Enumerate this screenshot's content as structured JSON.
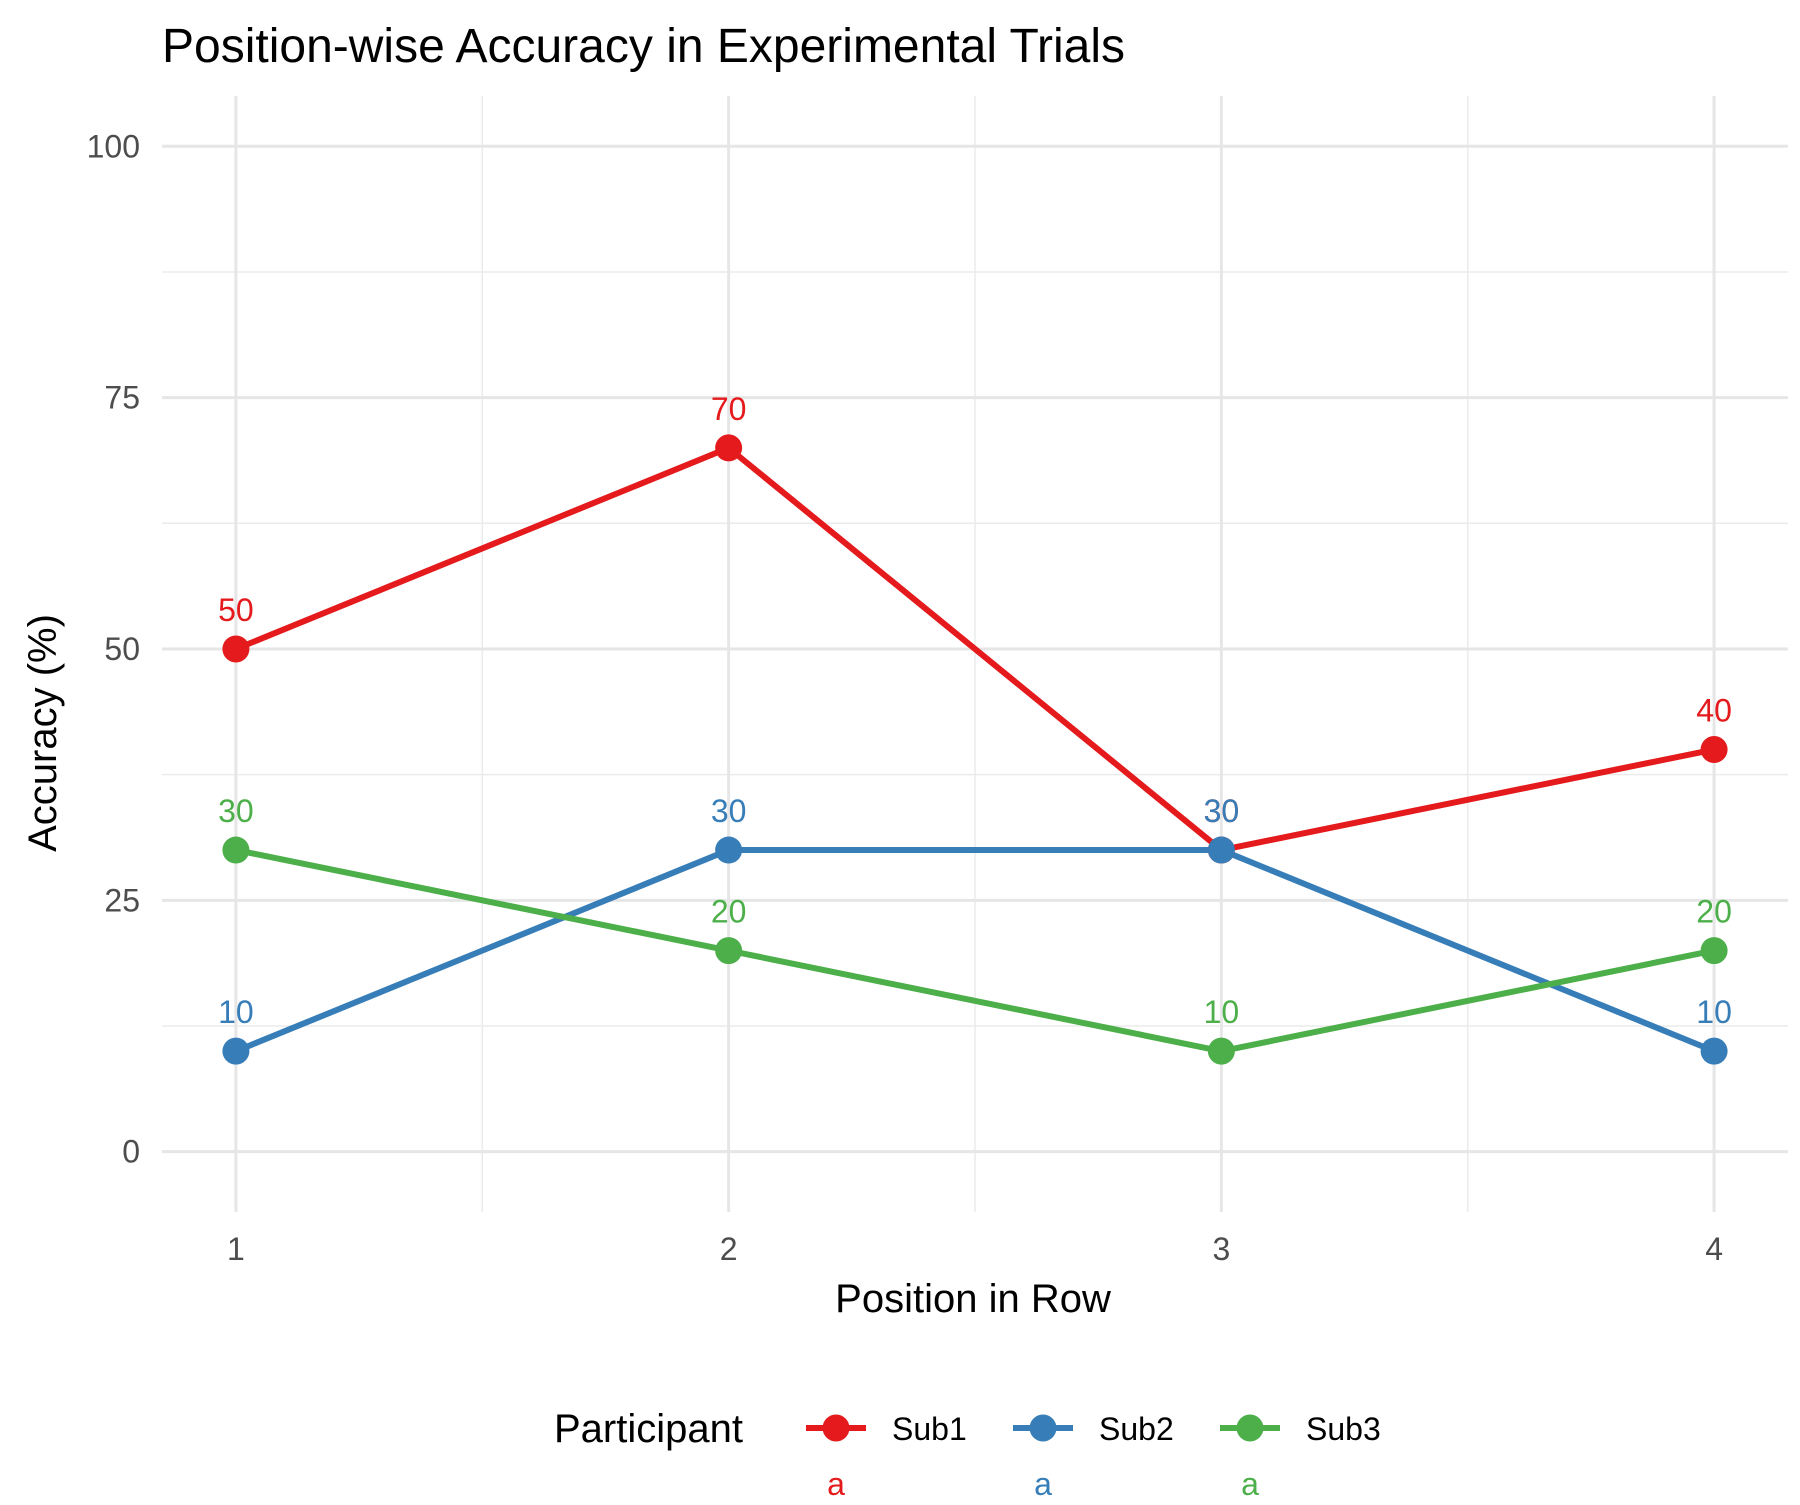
{
  "chart_data": {
    "type": "line",
    "title": "Position-wise Accuracy in Experimental Trials",
    "xlabel": "Position in Row",
    "ylabel": "Accuracy (%)",
    "x": [
      1,
      2,
      3,
      4
    ],
    "x_tick_labels": [
      "1",
      "2",
      "3",
      "4"
    ],
    "xlim": [
      0.85,
      4.15
    ],
    "ylim": [
      -6,
      105
    ],
    "y_ticks": [
      0,
      25,
      50,
      75,
      100
    ],
    "y_tick_labels": [
      "0",
      "25",
      "50",
      "75",
      "100"
    ],
    "grid": true,
    "data_labels": true,
    "legend": {
      "title": "Participant",
      "placement": "bottom",
      "glyph_label": "a"
    },
    "series": [
      {
        "name": "Sub1",
        "color": "#E41A1C",
        "values": [
          50,
          70,
          30,
          40
        ]
      },
      {
        "name": "Sub2",
        "color": "#377EB8",
        "values": [
          10,
          30,
          30,
          10
        ]
      },
      {
        "name": "Sub3",
        "color": "#4DAF4A",
        "values": [
          30,
          20,
          10,
          20
        ]
      }
    ]
  }
}
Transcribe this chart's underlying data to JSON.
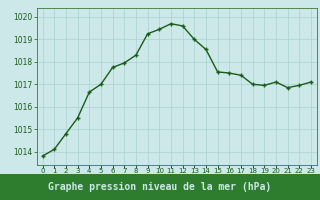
{
  "x": [
    0,
    1,
    2,
    3,
    4,
    5,
    6,
    7,
    8,
    9,
    10,
    11,
    12,
    13,
    14,
    15,
    16,
    17,
    18,
    19,
    20,
    21,
    22,
    23
  ],
  "y": [
    1013.8,
    1014.1,
    1014.8,
    1015.5,
    1016.65,
    1017.0,
    1017.75,
    1017.95,
    1018.3,
    1019.25,
    1019.45,
    1019.7,
    1019.6,
    1019.0,
    1018.55,
    1017.55,
    1017.5,
    1017.4,
    1017.0,
    1016.95,
    1017.1,
    1016.85,
    1016.95,
    1017.1
  ],
  "line_color": "#1a5c1a",
  "marker": "+",
  "marker_size": 3,
  "marker_color": "#1a5c1a",
  "bg_color": "#cce8e8",
  "grid_color": "#aad0d0",
  "title": "Graphe pression niveau de la mer (hPa)",
  "ylabel_ticks": [
    1014,
    1015,
    1016,
    1017,
    1018,
    1019,
    1020
  ],
  "ylim": [
    1013.4,
    1020.4
  ],
  "xlim": [
    -0.5,
    23.5
  ],
  "tick_color": "#1a5c1a",
  "tick_fontsize": 5.5,
  "spine_color": "#3a7a3a",
  "bottom_bar_color": "#2e7d2e",
  "bottom_bar_text_color": "#cce8e8",
  "line_width": 1.0,
  "title_fontsize": 7.0
}
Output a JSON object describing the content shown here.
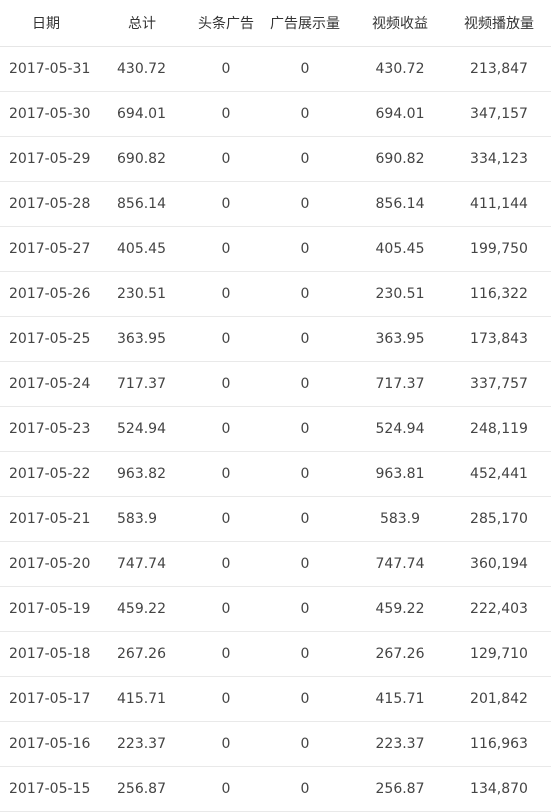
{
  "table": {
    "headers": {
      "date": "日期",
      "total": "总计",
      "headline_ads": "头条广告",
      "ad_impressions": "广告展示量",
      "video_revenue": "视频收益",
      "video_plays": "视频播放量"
    },
    "rows": [
      {
        "date": "2017-05-31",
        "total": "430.72",
        "headline_ads": "0",
        "ad_impressions": "0",
        "video_revenue": "430.72",
        "video_plays": "213,847"
      },
      {
        "date": "2017-05-30",
        "total": "694.01",
        "headline_ads": "0",
        "ad_impressions": "0",
        "video_revenue": "694.01",
        "video_plays": "347,157"
      },
      {
        "date": "2017-05-29",
        "total": "690.82",
        "headline_ads": "0",
        "ad_impressions": "0",
        "video_revenue": "690.82",
        "video_plays": "334,123"
      },
      {
        "date": "2017-05-28",
        "total": "856.14",
        "headline_ads": "0",
        "ad_impressions": "0",
        "video_revenue": "856.14",
        "video_plays": "411,144"
      },
      {
        "date": "2017-05-27",
        "total": "405.45",
        "headline_ads": "0",
        "ad_impressions": "0",
        "video_revenue": "405.45",
        "video_plays": "199,750"
      },
      {
        "date": "2017-05-26",
        "total": "230.51",
        "headline_ads": "0",
        "ad_impressions": "0",
        "video_revenue": "230.51",
        "video_plays": "116,322"
      },
      {
        "date": "2017-05-25",
        "total": "363.95",
        "headline_ads": "0",
        "ad_impressions": "0",
        "video_revenue": "363.95",
        "video_plays": "173,843"
      },
      {
        "date": "2017-05-24",
        "total": "717.37",
        "headline_ads": "0",
        "ad_impressions": "0",
        "video_revenue": "717.37",
        "video_plays": "337,757"
      },
      {
        "date": "2017-05-23",
        "total": "524.94",
        "headline_ads": "0",
        "ad_impressions": "0",
        "video_revenue": "524.94",
        "video_plays": "248,119"
      },
      {
        "date": "2017-05-22",
        "total": "963.82",
        "headline_ads": "0",
        "ad_impressions": "0",
        "video_revenue": "963.81",
        "video_plays": "452,441"
      },
      {
        "date": "2017-05-21",
        "total": "583.9",
        "headline_ads": "0",
        "ad_impressions": "0",
        "video_revenue": "583.9",
        "video_plays": "285,170"
      },
      {
        "date": "2017-05-20",
        "total": "747.74",
        "headline_ads": "0",
        "ad_impressions": "0",
        "video_revenue": "747.74",
        "video_plays": "360,194"
      },
      {
        "date": "2017-05-19",
        "total": "459.22",
        "headline_ads": "0",
        "ad_impressions": "0",
        "video_revenue": "459.22",
        "video_plays": "222,403"
      },
      {
        "date": "2017-05-18",
        "total": "267.26",
        "headline_ads": "0",
        "ad_impressions": "0",
        "video_revenue": "267.26",
        "video_plays": "129,710"
      },
      {
        "date": "2017-05-17",
        "total": "415.71",
        "headline_ads": "0",
        "ad_impressions": "0",
        "video_revenue": "415.71",
        "video_plays": "201,842"
      },
      {
        "date": "2017-05-16",
        "total": "223.37",
        "headline_ads": "0",
        "ad_impressions": "0",
        "video_revenue": "223.37",
        "video_plays": "116,963"
      },
      {
        "date": "2017-05-15",
        "total": "256.87",
        "headline_ads": "0",
        "ad_impressions": "0",
        "video_revenue": "256.87",
        "video_plays": "134,870"
      }
    ]
  }
}
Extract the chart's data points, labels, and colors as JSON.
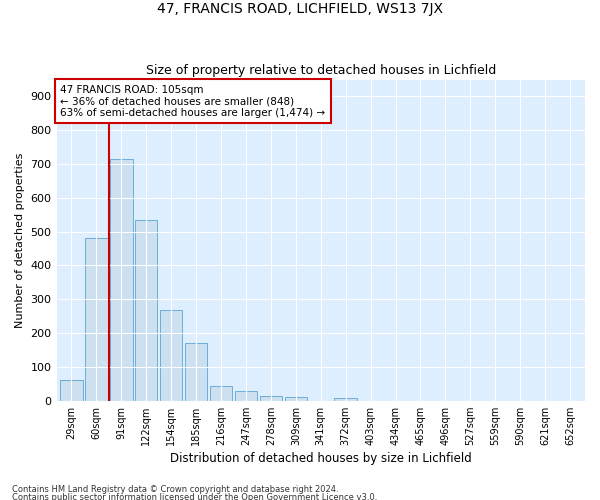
____________________
Output each line exactly; omit every picture.

*Output for this task*.
Enumerate this screenshot's content as structured JSON.
{
  "chart_data": {
    "type": "line",
    "title": "Position-wise Accuracy in Experimental Trials",
    "xlabel": "Position in Row",
    "ylabel": "Accuracy (%)",
    "x": [
      1,
      2,
      3,
      4
    ],
    "x_tick_labels": [
      "1",
      "2",
      "3",
      "4"
    ],
    "xlim": [
      0.85,
      4.15
    ],
    "ylim": [
      -6,
      105
    ],
    "y_ticks": [
      0,
      25,
      50,
      75,
      100
    ],
    "y_tick_labels": [
      "0",
      "25",
      "50",
      "75",
      "100"
    ],
    "grid": true,
    "data_labels": true,
    "legend": {
      "title": "Participant",
      "placement": "bottom",
      "glyph_label": "a"
    },
    "series": [
      {
        "name": "Sub1",
        "color": "#E41A1C",
        "values": [
          50,
          70,
          30,
          40
        ]
      },
      {
        "name": "Sub2",
        "color": "#377EB8",
        "values": [
          10,
          30,
          30,
          10
        ]
      },
      {
        "name": "Sub3",
        "color": "#4DAF4A",
        "values": [
          30,
          20,
          10,
          20
        ]
      }
    ]
  }
}
Transcribe this chart's underlying data to JSON.
{
  "x": [
    0,
    1,
    2,
    3,
    4,
    5,
    6,
    7,
    8,
    9,
    10,
    11,
    12,
    13,
    14,
    15,
    16,
    17,
    18,
    19,
    20,
    21,
    22,
    23
  ],
  "y": [
    1013.8,
    1014.1,
    1014.8,
    1015.5,
    1016.65,
    1017.0,
    1017.75,
    1017.95,
    1018.3,
    1019.25,
    1019.45,
    1019.7,
    1019.6,
    1019.0,
    1018.55,
    1017.55,
    1017.5,
    1017.4,
    1017.0,
    1016.95,
    1017.1,
    1016.85,
    1016.95,
    1017.1
  ],
  "line_color": "#1a5c1a",
  "marker": "+",
  "marker_size": 3,
  "marker_color": "#1a5c1a",
  "bg_color": "#cce8e8",
  "grid_color": "#aad0d0",
  "title": "Graphe pression niveau de la mer (hPa)",
  "ylabel_ticks": [
    1014,
    1015,
    1016,
    1017,
    1018,
    1019,
    1020
  ],
  "ylim": [
    1013.4,
    1020.4
  ],
  "xlim": [
    -0.5,
    23.5
  ],
  "tick_color": "#1a5c1a",
  "tick_fontsize": 5.5,
  "spine_color": "#3a7a3a",
  "bottom_bar_color": "#2e7d2e",
  "bottom_bar_text_color": "#cce8e8",
  "line_width": 1.0,
  "title_fontsize": 7.0
}
Output a JSON object describing the content shown here.
{
  "table": {
    "headers": {
      "date": "日期",
      "total": "总计",
      "headline_ads": "头条广告",
      "ad_impressions": "广告展示量",
      "video_revenue": "视频收益",
      "video_plays": "视频播放量"
    },
    "rows": [
      {
        "date": "2017-05-31",
        "total": "430.72",
        "headline_ads": "0",
        "ad_impressions": "0",
        "video_revenue": "430.72",
        "video_plays": "213,847"
      },
      {
        "date": "2017-05-30",
        "total": "694.01",
        "headline_ads": "0",
        "ad_impressions": "0",
        "video_revenue": "694.01",
        "video_plays": "347,157"
      },
      {
        "date": "2017-05-29",
        "total": "690.82",
        "headline_ads": "0",
        "ad_impressions": "0",
        "video_revenue": "690.82",
        "video_plays": "334,123"
      },
      {
        "date": "2017-05-28",
        "total": "856.14",
        "headline_ads": "0",
        "ad_impressions": "0",
        "video_revenue": "856.14",
        "video_plays": "411,144"
      },
      {
        "date": "2017-05-27",
        "total": "405.45",
        "headline_ads": "0",
        "ad_impressions": "0",
        "video_revenue": "405.45",
        "video_plays": "199,750"
      },
      {
        "date": "2017-05-26",
        "total": "230.51",
        "headline_ads": "0",
        "ad_impressions": "0",
        "video_revenue": "230.51",
        "video_plays": "116,322"
      },
      {
        "date": "2017-05-25",
        "total": "363.95",
        "headline_ads": "0",
        "ad_impressions": "0",
        "video_revenue": "363.95",
        "video_plays": "173,843"
      },
      {
        "date": "2017-05-24",
        "total": "717.37",
        "headline_ads": "0",
        "ad_impressions": "0",
        "video_revenue": "717.37",
        "video_plays": "337,757"
      },
      {
        "date": "2017-05-23",
        "total": "524.94",
        "headline_ads": "0",
        "ad_impressions": "0",
        "video_revenue": "524.94",
        "video_plays": "248,119"
      },
      {
        "date": "2017-05-22",
        "total": "963.82",
        "headline_ads": "0",
        "ad_impressions": "0",
        "video_revenue": "963.81",
        "video_plays": "452,441"
      },
      {
        "date": "2017-05-21",
        "total": "583.9",
        "headline_ads": "0",
        "ad_impressions": "0",
        "video_revenue": "583.9",
        "video_plays": "285,170"
      },
      {
        "date": "2017-05-20",
        "total": "747.74",
        "headline_ads": "0",
        "ad_impressions": "0",
        "video_revenue": "747.74",
        "video_plays": "360,194"
      },
      {
        "date": "2017-05-19",
        "total": "459.22",
        "headline_ads": "0",
        "ad_impressions": "0",
        "video_revenue": "459.22",
        "video_plays": "222,403"
      },
      {
        "date": "2017-05-18",
        "total": "267.26",
        "headline_ads": "0",
        "ad_impressions": "0",
        "video_revenue": "267.26",
        "video_plays": "129,710"
      },
      {
        "date": "2017-05-17",
        "total": "415.71",
        "headline_ads": "0",
        "ad_impressions": "0",
        "video_revenue": "415.71",
        "video_plays": "201,842"
      },
      {
        "date": "2017-05-16",
        "total": "223.37",
        "headline_ads": "0",
        "ad_impressions": "0",
        "video_revenue": "223.37",
        "video_plays": "116,963"
      },
      {
        "date": "2017-05-15",
        "total": "256.87",
        "headline_ads": "0",
        "ad_impressions": "0",
        "video_revenue": "256.87",
        "video_plays": "134,870"
      }
    ]
  }
}
Extract the chart's data points, labels, and colors as JSON.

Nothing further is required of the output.